THE INPUT
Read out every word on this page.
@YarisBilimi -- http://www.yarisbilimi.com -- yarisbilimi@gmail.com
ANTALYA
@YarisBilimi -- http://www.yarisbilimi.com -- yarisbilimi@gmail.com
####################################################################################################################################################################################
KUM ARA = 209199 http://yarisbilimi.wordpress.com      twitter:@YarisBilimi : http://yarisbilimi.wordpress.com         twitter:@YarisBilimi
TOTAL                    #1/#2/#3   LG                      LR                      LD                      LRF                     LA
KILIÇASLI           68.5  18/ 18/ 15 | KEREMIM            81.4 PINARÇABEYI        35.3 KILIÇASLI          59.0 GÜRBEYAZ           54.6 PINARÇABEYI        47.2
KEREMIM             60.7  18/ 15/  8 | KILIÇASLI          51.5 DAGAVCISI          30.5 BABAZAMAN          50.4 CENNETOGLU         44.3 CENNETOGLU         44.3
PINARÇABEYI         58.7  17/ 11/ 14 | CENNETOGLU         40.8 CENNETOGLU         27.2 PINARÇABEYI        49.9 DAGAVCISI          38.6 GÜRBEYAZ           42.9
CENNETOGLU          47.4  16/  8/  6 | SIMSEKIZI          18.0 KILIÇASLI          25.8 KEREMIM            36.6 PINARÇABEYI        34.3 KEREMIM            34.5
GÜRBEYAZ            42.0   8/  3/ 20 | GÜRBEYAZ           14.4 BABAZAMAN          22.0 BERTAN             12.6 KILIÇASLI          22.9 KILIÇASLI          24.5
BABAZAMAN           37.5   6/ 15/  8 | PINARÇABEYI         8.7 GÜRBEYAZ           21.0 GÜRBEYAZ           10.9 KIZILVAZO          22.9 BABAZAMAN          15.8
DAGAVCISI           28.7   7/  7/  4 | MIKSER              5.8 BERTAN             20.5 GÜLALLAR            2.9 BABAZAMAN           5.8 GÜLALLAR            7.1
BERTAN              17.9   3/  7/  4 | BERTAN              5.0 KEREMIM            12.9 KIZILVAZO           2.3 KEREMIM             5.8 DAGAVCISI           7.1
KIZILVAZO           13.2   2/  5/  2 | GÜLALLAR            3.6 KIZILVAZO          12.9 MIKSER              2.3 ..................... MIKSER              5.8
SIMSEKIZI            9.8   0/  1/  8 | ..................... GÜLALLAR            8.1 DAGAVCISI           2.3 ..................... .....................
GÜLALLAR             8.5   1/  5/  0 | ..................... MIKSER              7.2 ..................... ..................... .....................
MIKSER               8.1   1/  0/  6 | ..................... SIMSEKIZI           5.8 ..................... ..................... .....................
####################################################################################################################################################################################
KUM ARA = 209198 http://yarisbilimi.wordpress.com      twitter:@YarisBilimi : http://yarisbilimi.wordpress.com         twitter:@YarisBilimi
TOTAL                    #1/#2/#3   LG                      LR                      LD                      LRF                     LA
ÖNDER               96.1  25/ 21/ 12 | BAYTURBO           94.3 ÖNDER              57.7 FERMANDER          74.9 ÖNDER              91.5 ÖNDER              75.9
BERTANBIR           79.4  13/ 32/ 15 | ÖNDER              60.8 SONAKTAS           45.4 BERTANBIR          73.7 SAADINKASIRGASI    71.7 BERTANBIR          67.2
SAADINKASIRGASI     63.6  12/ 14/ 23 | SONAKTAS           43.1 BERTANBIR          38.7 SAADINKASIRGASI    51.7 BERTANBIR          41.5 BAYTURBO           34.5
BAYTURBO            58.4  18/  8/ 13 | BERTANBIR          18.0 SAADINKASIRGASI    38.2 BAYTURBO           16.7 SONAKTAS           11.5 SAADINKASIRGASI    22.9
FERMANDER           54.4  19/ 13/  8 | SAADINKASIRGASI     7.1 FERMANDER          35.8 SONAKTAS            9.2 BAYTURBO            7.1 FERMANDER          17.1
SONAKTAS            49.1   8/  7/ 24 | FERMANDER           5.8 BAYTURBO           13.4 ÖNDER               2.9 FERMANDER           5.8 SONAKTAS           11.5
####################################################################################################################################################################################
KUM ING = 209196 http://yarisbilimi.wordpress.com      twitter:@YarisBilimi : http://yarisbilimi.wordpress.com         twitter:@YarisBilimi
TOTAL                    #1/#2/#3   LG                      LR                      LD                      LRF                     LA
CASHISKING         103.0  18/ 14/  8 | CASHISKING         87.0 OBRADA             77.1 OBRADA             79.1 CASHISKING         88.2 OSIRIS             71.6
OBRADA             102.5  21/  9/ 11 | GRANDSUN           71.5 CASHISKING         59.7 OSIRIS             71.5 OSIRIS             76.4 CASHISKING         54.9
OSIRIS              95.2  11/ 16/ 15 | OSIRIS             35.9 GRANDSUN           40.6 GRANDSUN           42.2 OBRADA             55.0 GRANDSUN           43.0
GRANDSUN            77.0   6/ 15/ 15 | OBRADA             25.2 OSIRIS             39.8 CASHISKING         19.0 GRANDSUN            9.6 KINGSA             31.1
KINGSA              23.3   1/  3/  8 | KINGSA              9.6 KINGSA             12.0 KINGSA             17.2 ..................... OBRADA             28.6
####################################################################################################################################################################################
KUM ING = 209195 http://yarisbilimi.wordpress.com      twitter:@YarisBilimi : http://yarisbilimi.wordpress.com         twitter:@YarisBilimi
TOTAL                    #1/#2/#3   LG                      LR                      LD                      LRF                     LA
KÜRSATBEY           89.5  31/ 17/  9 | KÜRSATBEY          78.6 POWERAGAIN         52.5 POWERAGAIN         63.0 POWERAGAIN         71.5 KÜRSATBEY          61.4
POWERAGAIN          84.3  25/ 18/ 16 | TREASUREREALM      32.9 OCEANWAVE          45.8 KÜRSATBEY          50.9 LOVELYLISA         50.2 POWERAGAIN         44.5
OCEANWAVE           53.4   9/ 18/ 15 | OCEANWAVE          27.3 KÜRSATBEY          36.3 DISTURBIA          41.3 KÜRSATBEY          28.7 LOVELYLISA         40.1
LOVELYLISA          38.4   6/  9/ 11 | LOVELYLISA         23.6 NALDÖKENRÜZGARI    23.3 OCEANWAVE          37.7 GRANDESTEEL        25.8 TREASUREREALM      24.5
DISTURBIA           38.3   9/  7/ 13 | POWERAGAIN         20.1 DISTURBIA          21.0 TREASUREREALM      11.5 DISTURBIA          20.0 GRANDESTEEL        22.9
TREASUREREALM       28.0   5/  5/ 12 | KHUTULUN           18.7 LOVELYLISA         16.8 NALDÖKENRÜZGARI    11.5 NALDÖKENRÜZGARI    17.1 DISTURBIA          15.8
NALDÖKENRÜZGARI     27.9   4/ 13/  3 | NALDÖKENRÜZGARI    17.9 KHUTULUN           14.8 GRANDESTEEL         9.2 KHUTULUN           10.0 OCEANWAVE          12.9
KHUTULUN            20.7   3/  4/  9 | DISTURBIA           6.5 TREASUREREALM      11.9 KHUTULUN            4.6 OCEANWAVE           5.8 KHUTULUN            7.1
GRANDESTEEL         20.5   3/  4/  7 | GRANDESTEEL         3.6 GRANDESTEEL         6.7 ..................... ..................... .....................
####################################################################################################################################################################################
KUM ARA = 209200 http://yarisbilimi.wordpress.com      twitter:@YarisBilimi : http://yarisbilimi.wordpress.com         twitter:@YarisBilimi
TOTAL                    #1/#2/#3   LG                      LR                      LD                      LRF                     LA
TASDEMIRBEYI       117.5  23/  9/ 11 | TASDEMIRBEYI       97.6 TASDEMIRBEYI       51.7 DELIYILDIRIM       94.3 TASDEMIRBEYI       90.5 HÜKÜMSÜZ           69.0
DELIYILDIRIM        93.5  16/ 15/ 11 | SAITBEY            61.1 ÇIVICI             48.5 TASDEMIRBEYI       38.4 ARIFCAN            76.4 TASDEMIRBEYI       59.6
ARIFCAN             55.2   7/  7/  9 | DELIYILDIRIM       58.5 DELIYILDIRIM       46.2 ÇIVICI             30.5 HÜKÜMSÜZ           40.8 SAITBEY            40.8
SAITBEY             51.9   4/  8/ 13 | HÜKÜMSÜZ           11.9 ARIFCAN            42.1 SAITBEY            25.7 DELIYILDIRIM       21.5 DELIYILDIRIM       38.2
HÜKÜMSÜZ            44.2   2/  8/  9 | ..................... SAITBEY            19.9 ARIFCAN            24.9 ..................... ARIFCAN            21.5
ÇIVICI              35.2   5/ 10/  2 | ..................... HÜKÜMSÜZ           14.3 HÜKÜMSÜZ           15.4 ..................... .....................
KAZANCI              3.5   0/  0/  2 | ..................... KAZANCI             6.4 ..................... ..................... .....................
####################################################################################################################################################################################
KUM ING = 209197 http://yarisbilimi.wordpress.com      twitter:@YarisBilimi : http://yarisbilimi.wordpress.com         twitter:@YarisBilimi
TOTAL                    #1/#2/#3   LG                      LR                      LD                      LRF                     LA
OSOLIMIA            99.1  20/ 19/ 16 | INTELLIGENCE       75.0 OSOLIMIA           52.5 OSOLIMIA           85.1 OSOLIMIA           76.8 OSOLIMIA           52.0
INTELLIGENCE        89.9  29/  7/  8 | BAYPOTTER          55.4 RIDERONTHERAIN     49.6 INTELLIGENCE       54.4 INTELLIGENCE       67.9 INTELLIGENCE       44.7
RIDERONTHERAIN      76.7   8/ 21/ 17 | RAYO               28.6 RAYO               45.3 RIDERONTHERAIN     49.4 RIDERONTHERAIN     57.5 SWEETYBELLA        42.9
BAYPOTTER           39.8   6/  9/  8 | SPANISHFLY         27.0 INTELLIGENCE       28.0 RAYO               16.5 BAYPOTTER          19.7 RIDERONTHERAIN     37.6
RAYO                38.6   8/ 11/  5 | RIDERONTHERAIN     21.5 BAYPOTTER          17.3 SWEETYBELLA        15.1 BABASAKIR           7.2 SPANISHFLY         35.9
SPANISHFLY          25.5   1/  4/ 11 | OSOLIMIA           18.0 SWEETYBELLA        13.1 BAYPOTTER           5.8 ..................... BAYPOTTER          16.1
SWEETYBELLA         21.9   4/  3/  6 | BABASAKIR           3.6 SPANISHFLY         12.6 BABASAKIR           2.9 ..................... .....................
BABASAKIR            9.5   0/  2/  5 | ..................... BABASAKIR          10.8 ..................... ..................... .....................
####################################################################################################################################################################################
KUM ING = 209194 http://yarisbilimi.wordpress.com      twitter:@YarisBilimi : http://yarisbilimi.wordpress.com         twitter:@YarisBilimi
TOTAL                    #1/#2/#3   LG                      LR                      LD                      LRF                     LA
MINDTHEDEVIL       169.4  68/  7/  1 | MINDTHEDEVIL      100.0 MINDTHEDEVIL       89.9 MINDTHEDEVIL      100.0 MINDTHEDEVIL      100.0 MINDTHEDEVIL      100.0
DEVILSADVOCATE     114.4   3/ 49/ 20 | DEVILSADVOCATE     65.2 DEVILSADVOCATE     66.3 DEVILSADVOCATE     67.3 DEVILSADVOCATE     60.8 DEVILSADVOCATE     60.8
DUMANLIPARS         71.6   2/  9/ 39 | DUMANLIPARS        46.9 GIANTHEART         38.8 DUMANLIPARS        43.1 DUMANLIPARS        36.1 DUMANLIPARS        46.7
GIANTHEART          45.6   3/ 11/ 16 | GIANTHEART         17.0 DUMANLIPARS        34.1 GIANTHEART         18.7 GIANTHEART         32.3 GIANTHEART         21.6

EXERCISE
Check each line of the entries for the string "BAYTURBO". Copy the lines that have it.

RESULT OF THE TASK
ÖNDER               96.1  25/ 21/ 12 | BAYTURBO           94.3 ÖNDER              57.7 FERMANDER          74.9 ÖNDER              91.5 ÖNDER              75.9
SAADINKASIRGASI     63.6  12/ 14/ 23 | SONAKTAS           43.1 BERTANBIR          38.7 SAADINKASIRGASI    51.7 BERTANBIR          41.5 BAYTURBO           34.5
BAYTURBO            58.4  18/  8/ 13 | BERTANBIR          18.0 SAADINKASIRGASI    38.2 BAYTURBO           16.7 SONAKTAS           11.5 SAADINKASIRGASI    22.9
FERMANDER           54.4  19/ 13/  8 | SAADINKASIRGASI     7.1 FERMANDER          35.8 SONAKTAS            9.2 BAYTURBO            7.1 FERMANDER          17.1
SONAKTAS            49.1   8/  7/ 24 | FERMANDER           5.8 BAYTURBO           13.4 ÖNDER               2.9 FERMANDER           5.8 SONAKTAS           11.5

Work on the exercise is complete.